Collected data entries
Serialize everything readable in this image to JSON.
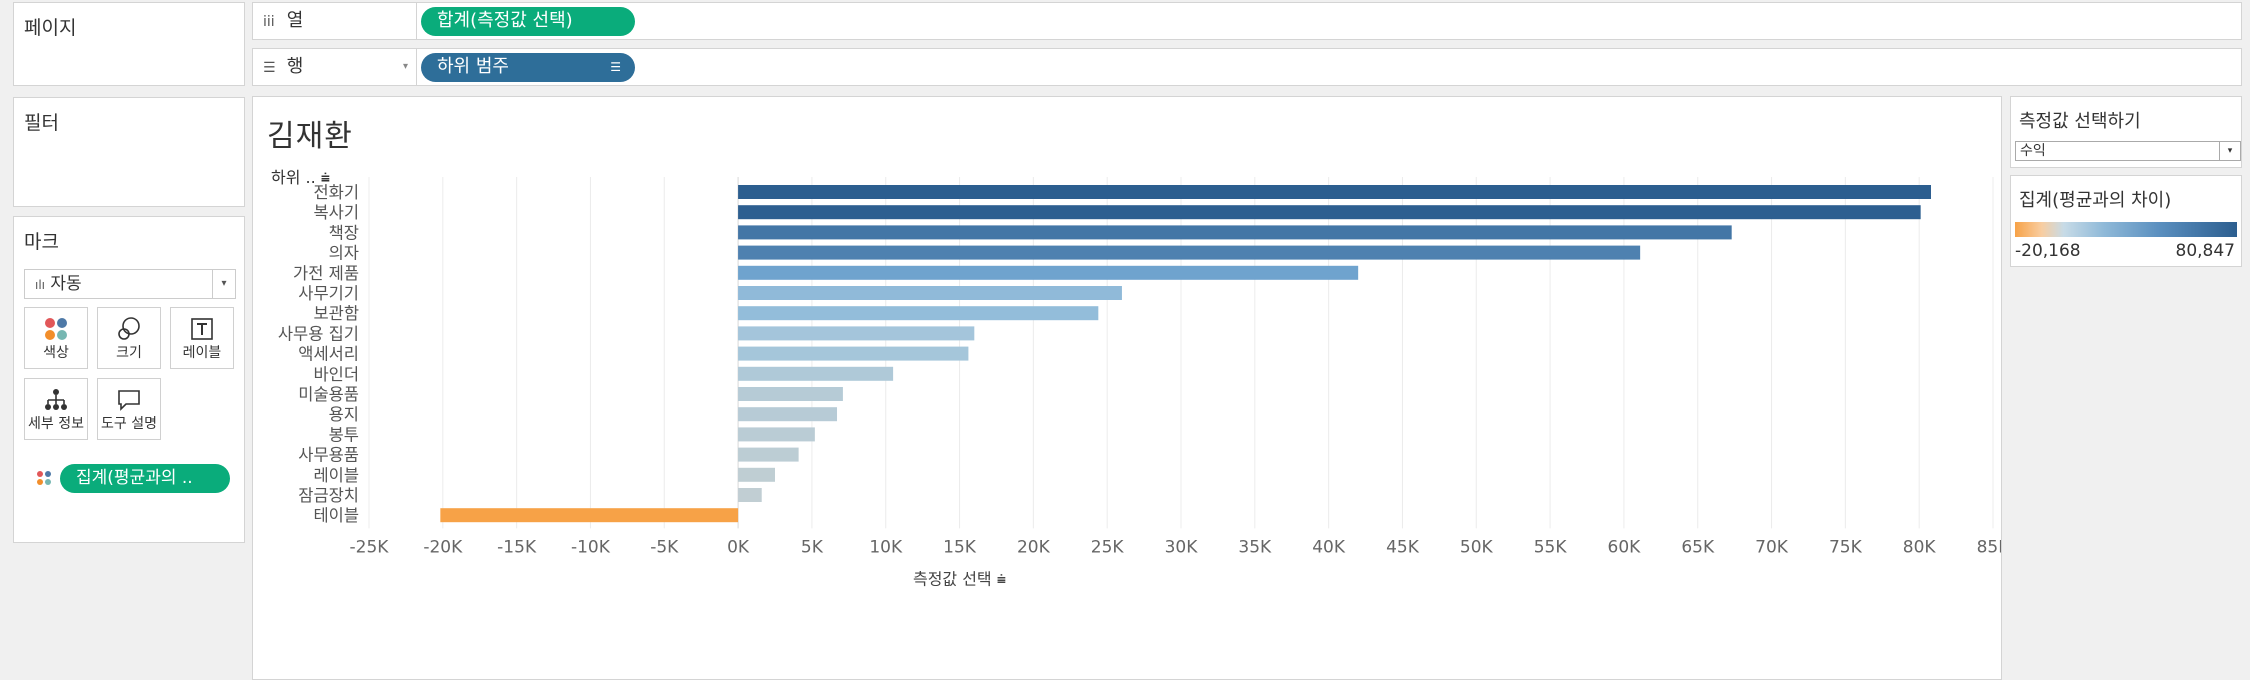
{
  "shelves": {
    "pages_title": "페이지",
    "columns": {
      "label": "열",
      "pill": "합계(측정값 선택)"
    },
    "rows": {
      "label": "행",
      "pill": "하위 범주"
    }
  },
  "filters": {
    "title": "필터"
  },
  "marks": {
    "title": "마크",
    "type": "자동",
    "buttons": [
      {
        "label": "색상",
        "icon": "color-icon"
      },
      {
        "label": "크기",
        "icon": "size-icon"
      },
      {
        "label": "레이블",
        "icon": "label-icon"
      },
      {
        "label": "세부 정보",
        "icon": "detail-icon"
      },
      {
        "label": "도구 설명",
        "icon": "tooltip-icon"
      }
    ],
    "color_pill": "집계(평균과의 .."
  },
  "parameter": {
    "title": "측정값 선택하기",
    "value": "수익"
  },
  "legend": {
    "title": "집계(평균과의 차이)",
    "min_label": "-20,168",
    "max_label": "80,847",
    "low_color": "#f7a247",
    "high_color": "#2c5e8f"
  },
  "chart_data": {
    "type": "bar",
    "orientation": "horizontal",
    "title": "김재환",
    "row_header": "하위 ..",
    "xlabel": "측정값 선택",
    "xlim": [
      -25000,
      85000
    ],
    "tick_step": 5000,
    "tick_labels": [
      "-25K",
      "-20K",
      "-15K",
      "-10K",
      "-5K",
      "0K",
      "5K",
      "10K",
      "15K",
      "20K",
      "25K",
      "30K",
      "35K",
      "40K",
      "45K",
      "50K",
      "55K",
      "60K",
      "65K",
      "70K",
      "75K",
      "80K",
      "85K"
    ],
    "categories": [
      "전화기",
      "복사기",
      "책장",
      "의자",
      "가전 제품",
      "사무기기",
      "보관함",
      "사무용 집기",
      "액세서리",
      "바인더",
      "미술용품",
      "용지",
      "봉투",
      "사무용품",
      "레이블",
      "잠금장치",
      "테이블"
    ],
    "values": [
      80800,
      80100,
      67300,
      61100,
      42000,
      26000,
      24400,
      16000,
      15600,
      10500,
      7100,
      6700,
      5200,
      4100,
      2500,
      1600,
      -20168
    ],
    "gridlines": true
  }
}
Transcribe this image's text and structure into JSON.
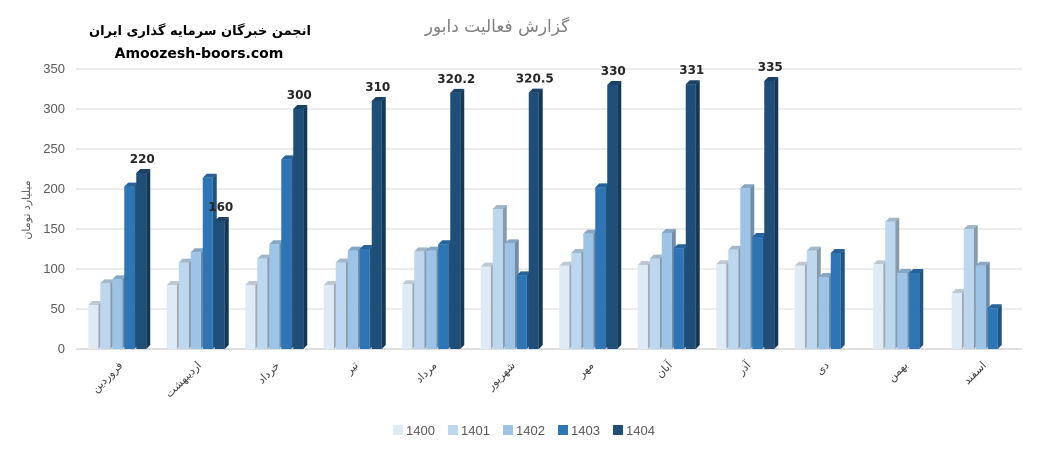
{
  "header": {
    "org_name": "انجمن خبرگان سرمایه گذاری ایران",
    "site": "Amoozesh-boors.com"
  },
  "chart_data": {
    "type": "bar",
    "title": "گزارش فعالیت دابور",
    "ylabel": "میلیارد تومان",
    "xlabel": "",
    "ylim": [
      0,
      350
    ],
    "yticks": [
      0,
      50,
      100,
      150,
      200,
      250,
      300,
      350
    ],
    "grid": true,
    "legend_position": "bottom",
    "categories": [
      "فروردین",
      "اردیبهشت",
      "خرداد",
      "تیر",
      "مرداد",
      "شهریور",
      "مهر",
      "آبان",
      "آذر",
      "دی",
      "بهمن",
      "اسفند"
    ],
    "series": [
      {
        "name": "1400",
        "color": "#deebf7",
        "values": [
          55,
          80,
          80,
          80,
          81,
          103,
          104,
          105,
          106,
          104,
          106,
          70
        ]
      },
      {
        "name": "1401",
        "color": "#bdd7ee",
        "values": [
          82,
          108,
          113,
          108,
          122,
          175,
          120,
          113,
          124,
          123,
          159,
          150
        ]
      },
      {
        "name": "1402",
        "color": "#9dc3e6",
        "values": [
          87,
          121,
          131,
          123,
          123,
          132,
          144,
          145,
          201,
          90,
          95,
          104
        ]
      },
      {
        "name": "1403",
        "color": "#2e75b6",
        "values": [
          203,
          214,
          237,
          125,
          131,
          92,
          202,
          126,
          140,
          120,
          95,
          51
        ]
      },
      {
        "name": "1404",
        "color": "#1f4e79",
        "values": [
          220,
          160,
          300,
          310,
          320.2,
          320.5,
          330,
          331,
          335,
          null,
          null,
          null
        ]
      }
    ],
    "data_labels": {
      "series": "1404",
      "values": [
        "220",
        "160",
        "300",
        "310",
        "320.2",
        "320.5",
        "330",
        "331",
        "335"
      ]
    }
  }
}
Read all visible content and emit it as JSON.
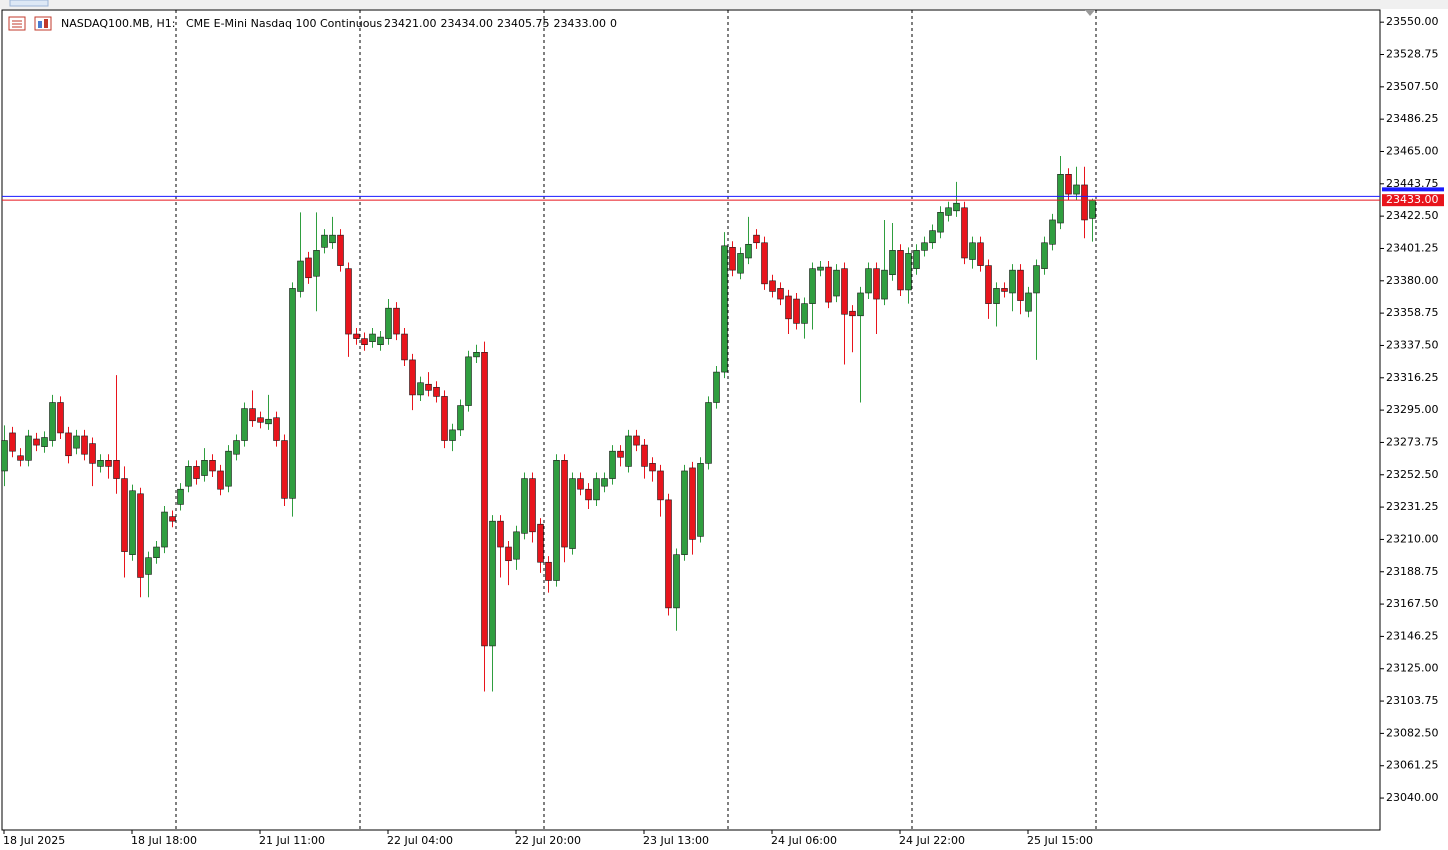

TASK DIRECTIONS
Exactly reproduce each record, leaving out any pictures.

REPLY TO THE TASK
Serialize everything readable in this image to JSON.
{
  "shelves": {
    "pages_title": "페이지",
    "columns": {
      "label": "열",
      "pill": "합계(측정값 선택)"
    },
    "rows": {
      "label": "행",
      "pill": "하위 범주"
    }
  },
  "filters": {
    "title": "필터"
  },
  "marks": {
    "title": "마크",
    "type": "자동",
    "buttons": [
      {
        "label": "색상",
        "icon": "color-icon"
      },
      {
        "label": "크기",
        "icon": "size-icon"
      },
      {
        "label": "레이블",
        "icon": "label-icon"
      },
      {
        "label": "세부 정보",
        "icon": "detail-icon"
      },
      {
        "label": "도구 설명",
        "icon": "tooltip-icon"
      }
    ],
    "color_pill": "집계(평균과의 .."
  },
  "parameter": {
    "title": "측정값 선택하기",
    "value": "수익"
  },
  "legend": {
    "title": "집계(평균과의 차이)",
    "min_label": "-20,168",
    "max_label": "80,847",
    "low_color": "#f7a247",
    "high_color": "#2c5e8f"
  },
  "chart_data": {
    "type": "bar",
    "orientation": "horizontal",
    "title": "김재환",
    "row_header": "하위 ..",
    "xlabel": "측정값 선택",
    "xlim": [
      -25000,
      85000
    ],
    "tick_step": 5000,
    "tick_labels": [
      "-25K",
      "-20K",
      "-15K",
      "-10K",
      "-5K",
      "0K",
      "5K",
      "10K",
      "15K",
      "20K",
      "25K",
      "30K",
      "35K",
      "40K",
      "45K",
      "50K",
      "55K",
      "60K",
      "65K",
      "70K",
      "75K",
      "80K",
      "85K"
    ],
    "categories": [
      "전화기",
      "복사기",
      "책장",
      "의자",
      "가전 제품",
      "사무기기",
      "보관함",
      "사무용 집기",
      "액세서리",
      "바인더",
      "미술용품",
      "용지",
      "봉투",
      "사무용품",
      "레이블",
      "잠금장치",
      "테이블"
    ],
    "values": [
      80800,
      80100,
      67300,
      61100,
      42000,
      26000,
      24400,
      16000,
      15600,
      10500,
      7100,
      6700,
      5200,
      4100,
      2500,
      1600,
      -20168
    ],
    "gridlines": true
  }
}
Transcribe this image's text and structure into JSON.
{
  "header": {
    "org_name": "انجمن خبرگان سرمایه گذاری ایران",
    "site": "Amoozesh-boors.com"
  },
  "chart_data": {
    "type": "bar",
    "title": "گزارش فعالیت دابور",
    "ylabel": "میلیارد تومان",
    "xlabel": "",
    "ylim": [
      0,
      350
    ],
    "yticks": [
      0,
      50,
      100,
      150,
      200,
      250,
      300,
      350
    ],
    "grid": true,
    "legend_position": "bottom",
    "categories": [
      "فروردین",
      "اردیبهشت",
      "خرداد",
      "تیر",
      "مرداد",
      "شهریور",
      "مهر",
      "آبان",
      "آذر",
      "دی",
      "بهمن",
      "اسفند"
    ],
    "series": [
      {
        "name": "1400",
        "color": "#deebf7",
        "values": [
          55,
          80,
          80,
          80,
          81,
          103,
          104,
          105,
          106,
          104,
          106,
          70
        ]
      },
      {
        "name": "1401",
        "color": "#bdd7ee",
        "values": [
          82,
          108,
          113,
          108,
          122,
          175,
          120,
          113,
          124,
          123,
          159,
          150
        ]
      },
      {
        "name": "1402",
        "color": "#9dc3e6",
        "values": [
          87,
          121,
          131,
          123,
          123,
          132,
          144,
          145,
          201,
          90,
          95,
          104
        ]
      },
      {
        "name": "1403",
        "color": "#2e75b6",
        "values": [
          203,
          214,
          237,
          125,
          131,
          92,
          202,
          126,
          140,
          120,
          95,
          51
        ]
      },
      {
        "name": "1404",
        "color": "#1f4e79",
        "values": [
          220,
          160,
          300,
          310,
          320.2,
          320.5,
          330,
          331,
          335,
          null,
          null,
          null
        ]
      }
    ],
    "data_labels": {
      "series": "1404",
      "values": [
        "220",
        "160",
        "300",
        "310",
        "320.2",
        "320.5",
        "330",
        "331",
        "335"
      ]
    }
  }
}
Read all visible content and emit it as JSON.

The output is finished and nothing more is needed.